→ **MATERIAL PROVIDED**

┄┄┄┄┄┄┄┄┄┄┄┄┄┄┄┄┄┄┄┄

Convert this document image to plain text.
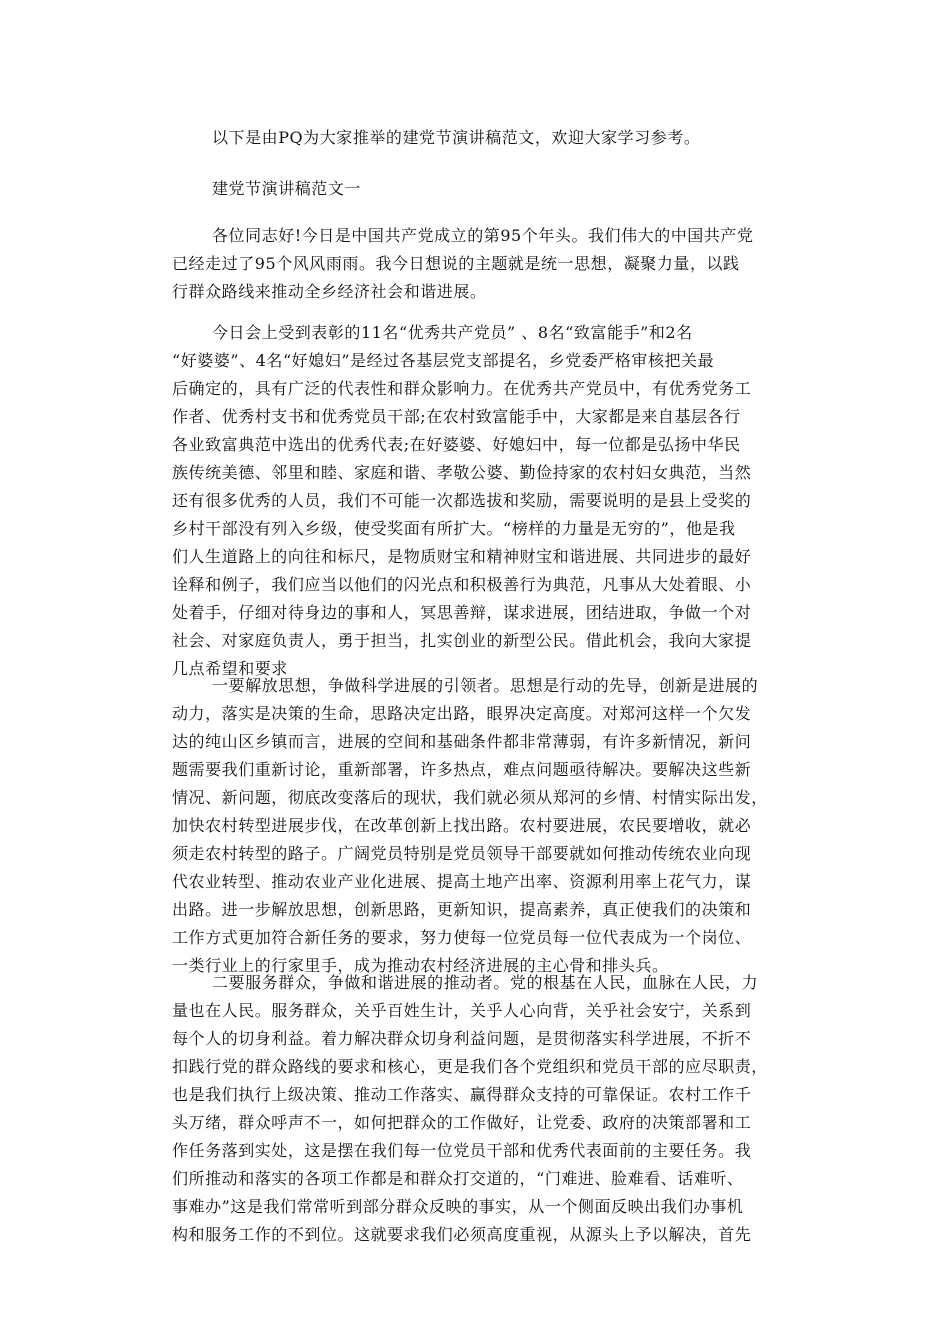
以下是由PQ为大家推举的建党节演讲稿范文，欢迎大家学习参考。
建党节演讲稿范文一
各位同志好!今日是中国共产党成立的第95个年头。我们伟大的中国共产党
已经走过了95个风风雨雨。我今日想说的主题就是统一思想，凝聚力量，以践
行群众路线来推动全乡经济社会和谐进展。
今日会上受到表彰的11名“优秀共产党员” 、8名“致富能手”和2名
“好婆婆”、4名“好媳妇”是经过各基层党支部提名，乡党委严格审核把关最
后确定的，具有广泛的代表性和群众影响力。在优秀共产党员中，有优秀党务工
作者、优秀村支书和优秀党员干部;在农村致富能手中，大家都是来自基层各行
各业致富典范中选出的优秀代表;在好婆婆、好媳妇中，每一位都是弘扬中华民
族传统美德、邻里和睦、家庭和谐、孝敬公婆、勤俭持家的农村妇女典范，当然
还有很多优秀的人员，我们不可能一次都选拔和奖励，需要说明的是县上受奖的
乡村干部没有列入乡级，使受奖面有所扩大。“榜样的力量是无穷的”，他是我
们人生道路上的向往和标尺，是物质财宝和精神财宝和谐进展、共同进步的最好
诠释和例子，我们应当以他们的闪光点和积极善行为典范，凡事从大处着眼、小
处着手，仔细对待身边的事和人，冥思善辩，谋求进展，团结进取，争做一个对
社会、对家庭负责人，勇于担当，扎实创业的新型公民。借此机会，我向大家提
几点希望和要求
一要解放思想，争做科学进展的引领者。思想是行动的先导，创新是进展的
动力，落实是决策的生命，思路决定出路，眼界决定高度。对郑河这样一个欠发
达的纯山区乡镇而言，进展的空间和基础条件都非常薄弱，有许多新情况，新问
题需要我们重新讨论，重新部署，许多热点，难点问题亟待解决。要解决这些新
情况、新问题，彻底改变落后的现状，我们就必须从郑河的乡情、村情实际出发，
加快农村转型进展步伐，在改革创新上找出路。农村要进展，农民要增收，就必
须走农村转型的路子。广阔党员特别是党员领导干部要就如何推动传统农业向现
代农业转型、推动农业产业化进展、提高土地产出率、资源利用率上花气力，谋
出路。进一步解放思想，创新思路，更新知识，提高素养，真正使我们的决策和
工作方式更加符合新任务的要求，努力使每一位党员每一位代表成为一个岗位、
一类行业上的行家里手，成为推动农村经济进展的主心骨和排头兵。
二要服务群众，争做和谐进展的推动者。党的根基在人民，血脉在人民，力
量也在人民。服务群众，关乎百姓生计，关乎人心向背，关乎社会安宁，关系到
每个人的切身利益。着力解决群众切身利益问题，是贯彻落实科学进展，不折不
扣践行党的群众路线的要求和核心，更是我们各个党组织和党员干部的应尽职责，
也是我们执行上级决策、推动工作落实、赢得群众支持的可靠保证。农村工作千
头万绪，群众呼声不一，如何把群众的工作做好，让党委、政府的决策部署和工
作任务落到实处，这是摆在我们每一位党员干部和优秀代表面前的主要任务。我
们所推动和落实的各项工作都是和群众打交道的，“门难进、脸难看、话难听、
事难办”这是我们常常听到部分群众反映的事实，从一个侧面反映出我们办事机
构和服务工作的不到位。这就要求我们必须高度重视，从源头上予以解决，首先
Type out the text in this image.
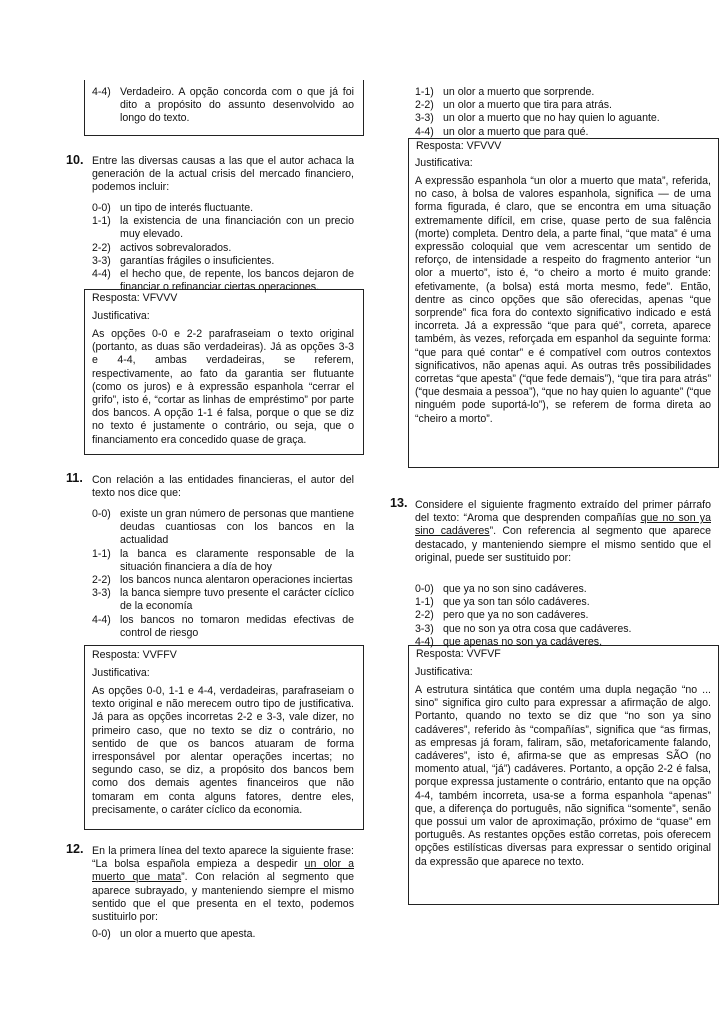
4-4) Verdadeiro. A opção concorda com o que já foi dito a propósito do assunto desenvolvido ao longo do texto.

10. Entre las diversas causas a las que el autor achaca la generación de la actual crisis del mercado financiero, podemos incluir:

0-0) un tipo de interés fluctuante.

1-1) la existencia de una financiación con un precio muy elevado.

2-2) activos sobrevalorados.

3-3) garantías frágiles o insuficientes.

4-4) el hecho que, de repente, los bancos dejaron de financiar o refinanciar ciertas operaciones.

Resposta: VFVVV
Justificativa:
As opções 0-0 e 2-2 parafraseiam o texto original (portanto, as duas são verdadeiras). Já as opções 3-3 e 4-4, ambas verdadeiras, se referem, respectivamente, ao fato da garantia ser flutuante (como os juros) e à expressão espanhola “cerrar el grifo”, isto é, “cortar as linhas de empréstimo” por parte dos bancos. A opção 1-1 é falsa, porque o que se diz no texto é justamente o contrário, ou seja, que o financiamento era concedido quase de graça.
11. Con relación a las entidades financieras, el autor del texto nos dice que:

0-0) existe un gran número de personas que mantiene deudas cuantiosas con los bancos en la actualidad

1-1) la banca es claramente responsable de la situación financiera a día de hoy

2-2) los bancos nunca alentaron operaciones inciertas

3-3) la banca siempre tuvo presente el carácter cíclico de la economía

4-4) los bancos no tomaron medidas efectivas de control de riesgo

Resposta: VVFFV
Justificativa:
As opções 0-0, 1-1 e 4-4, verdadeiras, parafraseiam o texto original e não merecem outro tipo de justificativa. Já para as opções incorretas 2-2 e 3-3, vale dizer, no primeiro caso, que no texto se diz o contrário, no sentido de que os bancos atuaram de forma irresponsável por alentar operações incertas; no segundo caso, se diz, a propósito dos bancos bem como dos demais agentes financeiros que não tomaram em conta alguns fatores, dentre eles, precisamente, o caráter cíclico da economia.
12. En la primera línea del texto aparece la siguiente frase: “La bolsa española empieza a despedir un olor a muerto que mata”. Con relación al segmento que aparece subrayado, y manteniendo siempre el mismo sentido que el que presenta en el texto, podemos sustituirlo por:

0-0) un olor a muerto que apesta.

1-1) un olor a muerto que sorprende.

2-2) un olor a muerto que tira para atrás.

3-3) un olor a muerto que no hay quien lo aguante.

4-4) un olor a muerto que para qué.

Resposta: VFVVV
Justificativa:
A expressão espanhola “un olor a muerto que mata”, referida, no caso, à bolsa de valores espanhola, significa — de uma forma figurada, é claro, que se encontra em uma situação extremamente difícil, em crise, quase perto de sua falência (morte) completa. Dentro dela, a parte final, “que mata” é uma expressão coloquial que vem acrescentar um sentido de reforço, de intensidade a respeito do fragmento anterior “un olor a muerto”, isto é, “o cheiro a morto é muito grande: efetivamente, (a bolsa) está morta mesmo, fede”. Então, dentre as cinco opções que são oferecidas, apenas “que sorprende” fica fora do contexto significativo indicado e está incorreta. Já a expressão “que para qué”, correta, aparece também, às vezes, reforçada em espanhol da seguinte forma: “que para qué contar” e é compatível com outros contextos significativos, não apenas aqui. As outras três possibilidades corretas “que apesta” (“que fede demais”), “que tira para atrás” (“que desmaia a pessoa”), “que no hay quien lo aguante” (“que ninguém pode suportá-lo”), se referem de forma direta ao “cheiro a morto”.
13. Considere el siguiente fragmento extraído del primer párrafo del texto: “Aroma que desprenden compañías que no son ya sino cadáveres”. Con referencia al segmento que aparece destacado, y manteniendo siempre el mismo sentido que el original, puede ser sustituido por:

0-0) que ya no son sino cadáveres.

1-1) que ya son tan sólo cadáveres.

2-2) pero que ya no son cadáveres.

3-3) que no son ya otra cosa que cadáveres.

4-4) que apenas no son ya cadáveres.

Resposta: VVFVF
Justificativa:
A estrutura sintática que contém uma dupla negação “no ... sino” significa giro culto para expressar a afirmação de algo. Portanto, quando no texto se diz que “no son ya sino cadáveres”, referido às “compañías”, significa que “as firmas, as empresas já foram, faliram, são, metaforicamente falando, cadáveres”, isto é, afirma-se que as empresas SÃO (no momento atual, “já”) cadáveres. Portanto, a opção 2-2 é falsa, porque expressa justamente o contrário, entanto que na opção 4-4, também incorreta, usa-se a forma espanhola “apenas” que, a diferença do português, não significa “somente”, senão que possui um valor de aproximação, próximo de “quase” em português. As restantes opções estão corretas, pois oferecem opções estilísticas diversas para expressar o sentido original da expressão que aparece no texto.
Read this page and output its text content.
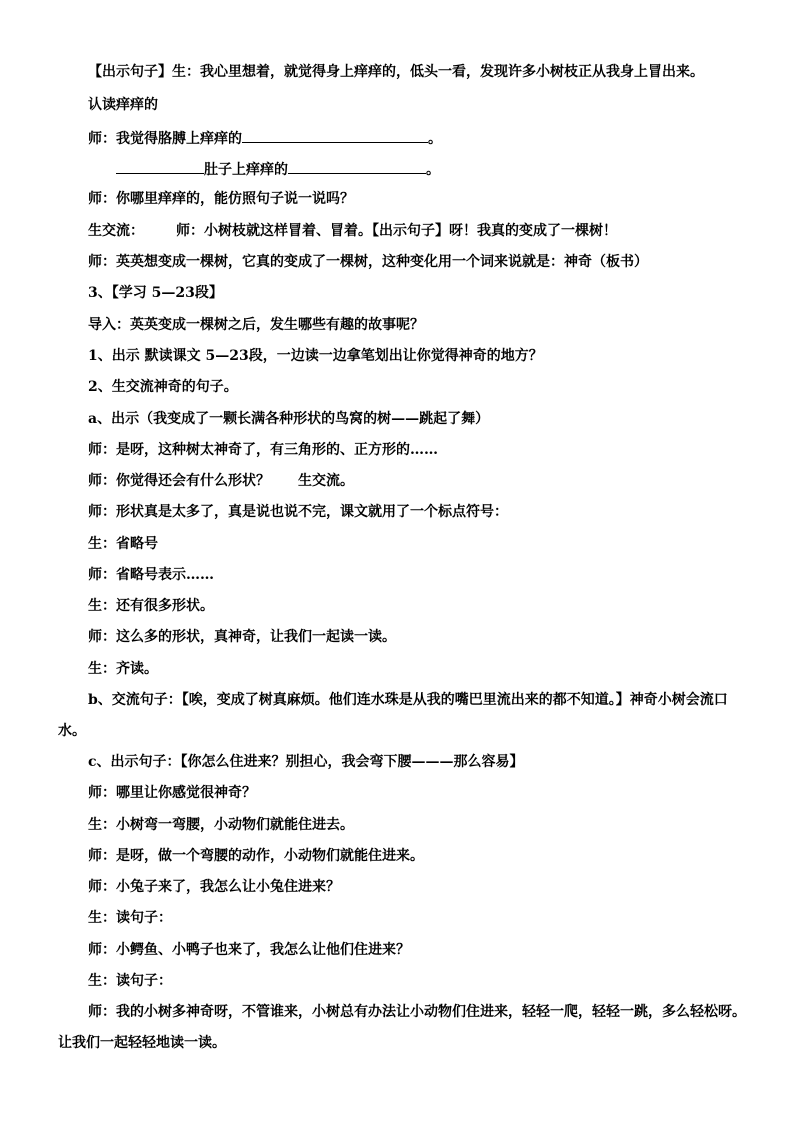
【出示句子】生：我心里想着，就觉得身上痒痒的，低头一看，发现许多小树枝正从我身上冒出来。
认读痒痒的
师：我觉得胳膊上痒痒的	。
肚子上痒痒的	。
师：你哪里痒痒的，能仿照句子说一说吗？
生交流： 师：小树枝就这样冒着、冒着。【出示句子】呀！我真的变成了一棵树！
师：英英想变成一棵树，它真的变成了一棵树，这种变化用一个词来说就是：神奇（板书）
3、【学习 5—23段】
导入：英英变成一棵树之后，发生哪些有趣的故事呢？
1、出示 默读课文 5—23段，一边读一边拿笔划出让你觉得神奇的地方？
2、生交流神奇的句子。
a、出示（我变成了一颗长满各种形状的鸟窝的树——跳起了舞）
师：是呀，这种树太神奇了，有三角形的、正方形的……
师：你觉得还会有什么形状？ 生交流。
师：形状真是太多了，真是说也说不完，课文就用了一个标点符号：
生：省略号
师：省略号表示……
生：还有很多形状。
师：这么多的形状，真神奇，让我们一起读一读。
生：齐读。
b、交流句子：【唉，变成了树真麻烦。他们连水珠是从我的嘴巴里流出来的都不知道。】神奇小树会流口
水。
c、出示句子：【你怎么住进来？别担心，我会弯下腰———那么容易】
师：哪里让你感觉很神奇？
生：小树弯一弯腰，小动物们就能住进去。
师：是呀，做一个弯腰的动作，小动物们就能住进来。
师：小兔子来了，我怎么让小兔住进来？
生：读句子：
师：小鳄鱼、小鸭子也来了，我怎么让他们住进来？
生：读句子：
师：我的小树多神奇呀，不管谁来，小树总有办法让小动物们住进来，轻轻一爬，轻轻一跳，多么轻松呀。
让我们一起轻轻地读一读。
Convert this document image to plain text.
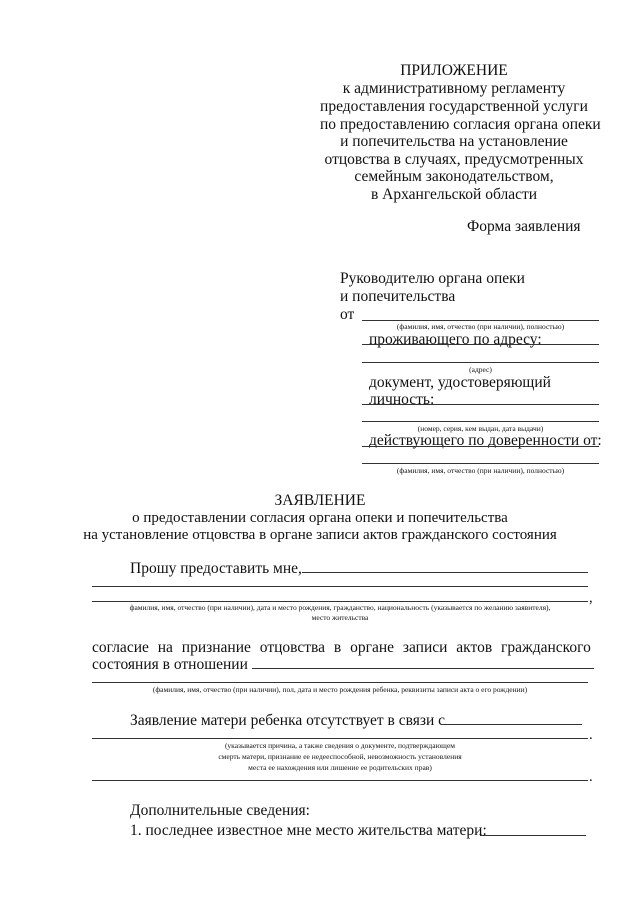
ПРИЛОЖЕНИЕ
к административному регламенту
предоставления государственной услуги
по предоставлению согласия органа опеки
и попечительства на установление
отцовства в случаях, предусмотренных
семейным законодательством,
в Архангельской области
Форма заявления
Руководителю органа опеки
и попечительства
от
(фамилия, имя, отчество (при наличии), полностью)
проживающего по адресу:
(адрес)
документ, удостоверяющий
личность:
(номер, серия, кем выдан, дата выдачи)
действующего по доверенности от:
(фамилия, имя, отчество (при наличии), полностью)
ЗАЯВЛЕНИЕ
о предоставлении согласия органа опеки и попечительства
на установление отцовства в органе записи актов гражданского состояния
Прошу предоставить мне,
,
фамилия, имя, отчество (при наличии), дата и место рождения, гражданство, национальность (указывается по желанию заявителя),
место жительства
согласие на признание отцовства в органе записи актов гражданского
состояния в отношении
(фамилия, имя, отчество (при наличии), пол, дата и место рождения ребенка, реквизиты записи акта о его рождении)
Заявление матери ребенка отсутствует в связи с
.
(указывается причина, а также сведения о документе, подтверждающем
смерть матери, признание ее недееспособной, невозможность установления
места ее нахождения или лишение ее родительских прав)
.
Дополнительные сведения:
1. последнее известное мне место жительства матери:
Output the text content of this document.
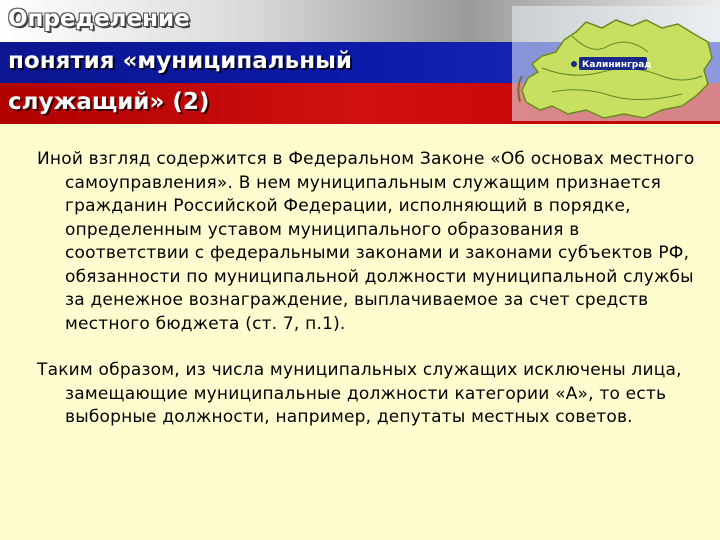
Калининград
Определение
понятия «муниципальный
служащий» (2)

Иной взгляд содержится в Федеральном Законе «Об основах местного самоуправления». В нем муниципальным служащим признается гражданин Российской Федерации, исполняющий в порядке, определенным уставом муниципального образования в соответствии с федеральными законами и законами субъектов РФ, обязанности по муниципальной должности муниципальной службы за денежное вознаграждение, выплачиваемое за счет средств местного бюджета (ст. 7, п.1).

Таким образом, из числа муниципальных служащих исключены лица, замещающие муниципальные должности категории «А», то есть выборные должности, например, депутаты местных советов.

┄┄┄┄┄┄┄┄┄┄┄┄┄┄┄┄┄┄┄┄

→ **GIVEN INSTRUCTION**
Identify the lines in the entries that hold "установление" and return each one.

→ **RESULT OF THE EXERCISE**
и попечительства на установление
на установление отцовства в органе записи актов гражданского состояния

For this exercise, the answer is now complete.